Exercise directions: Copy all lines below containing "جانے".

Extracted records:
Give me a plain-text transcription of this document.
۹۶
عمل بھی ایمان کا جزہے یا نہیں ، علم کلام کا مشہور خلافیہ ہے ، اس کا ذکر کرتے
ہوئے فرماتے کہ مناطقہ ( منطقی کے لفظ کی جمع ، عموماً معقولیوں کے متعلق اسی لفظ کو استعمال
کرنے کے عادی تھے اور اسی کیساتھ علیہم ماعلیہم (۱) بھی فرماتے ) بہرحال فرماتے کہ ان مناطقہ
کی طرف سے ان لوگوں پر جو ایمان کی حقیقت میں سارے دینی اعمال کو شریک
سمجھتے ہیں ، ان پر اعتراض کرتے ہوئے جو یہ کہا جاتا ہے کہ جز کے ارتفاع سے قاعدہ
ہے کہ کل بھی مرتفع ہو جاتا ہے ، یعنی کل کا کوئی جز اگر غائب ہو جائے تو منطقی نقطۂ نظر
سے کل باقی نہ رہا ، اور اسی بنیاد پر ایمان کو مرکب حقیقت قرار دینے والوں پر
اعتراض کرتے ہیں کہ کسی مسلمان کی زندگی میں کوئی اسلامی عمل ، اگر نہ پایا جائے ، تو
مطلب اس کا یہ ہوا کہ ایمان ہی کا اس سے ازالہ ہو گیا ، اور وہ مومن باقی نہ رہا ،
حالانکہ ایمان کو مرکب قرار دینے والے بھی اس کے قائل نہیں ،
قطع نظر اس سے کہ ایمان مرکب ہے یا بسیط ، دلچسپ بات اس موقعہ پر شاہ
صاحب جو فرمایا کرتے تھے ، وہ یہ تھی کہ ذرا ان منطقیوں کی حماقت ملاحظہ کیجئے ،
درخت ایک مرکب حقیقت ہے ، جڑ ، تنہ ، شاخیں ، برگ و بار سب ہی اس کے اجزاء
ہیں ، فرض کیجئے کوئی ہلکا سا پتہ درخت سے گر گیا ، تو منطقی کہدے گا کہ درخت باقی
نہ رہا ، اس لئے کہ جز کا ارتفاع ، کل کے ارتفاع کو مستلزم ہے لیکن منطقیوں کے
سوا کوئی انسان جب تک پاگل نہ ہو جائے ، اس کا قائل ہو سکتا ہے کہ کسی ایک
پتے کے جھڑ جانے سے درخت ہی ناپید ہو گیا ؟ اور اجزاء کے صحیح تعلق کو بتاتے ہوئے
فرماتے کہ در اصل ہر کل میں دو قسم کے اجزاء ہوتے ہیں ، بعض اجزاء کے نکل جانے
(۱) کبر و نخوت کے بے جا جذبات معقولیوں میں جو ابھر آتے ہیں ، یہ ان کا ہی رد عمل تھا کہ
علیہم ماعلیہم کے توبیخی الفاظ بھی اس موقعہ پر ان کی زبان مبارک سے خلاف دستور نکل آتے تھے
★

Full response:
پتے کے جھڑ جانے سے درخت ہی ناپید ہو گیا ؟ اور اجزاء کے صحیح تعلق کو بتاتے ہوئے
فرماتے کہ در اصل ہر کل میں دو قسم کے اجزاء ہوتے ہیں ، بعض اجزاء کے نکل جانے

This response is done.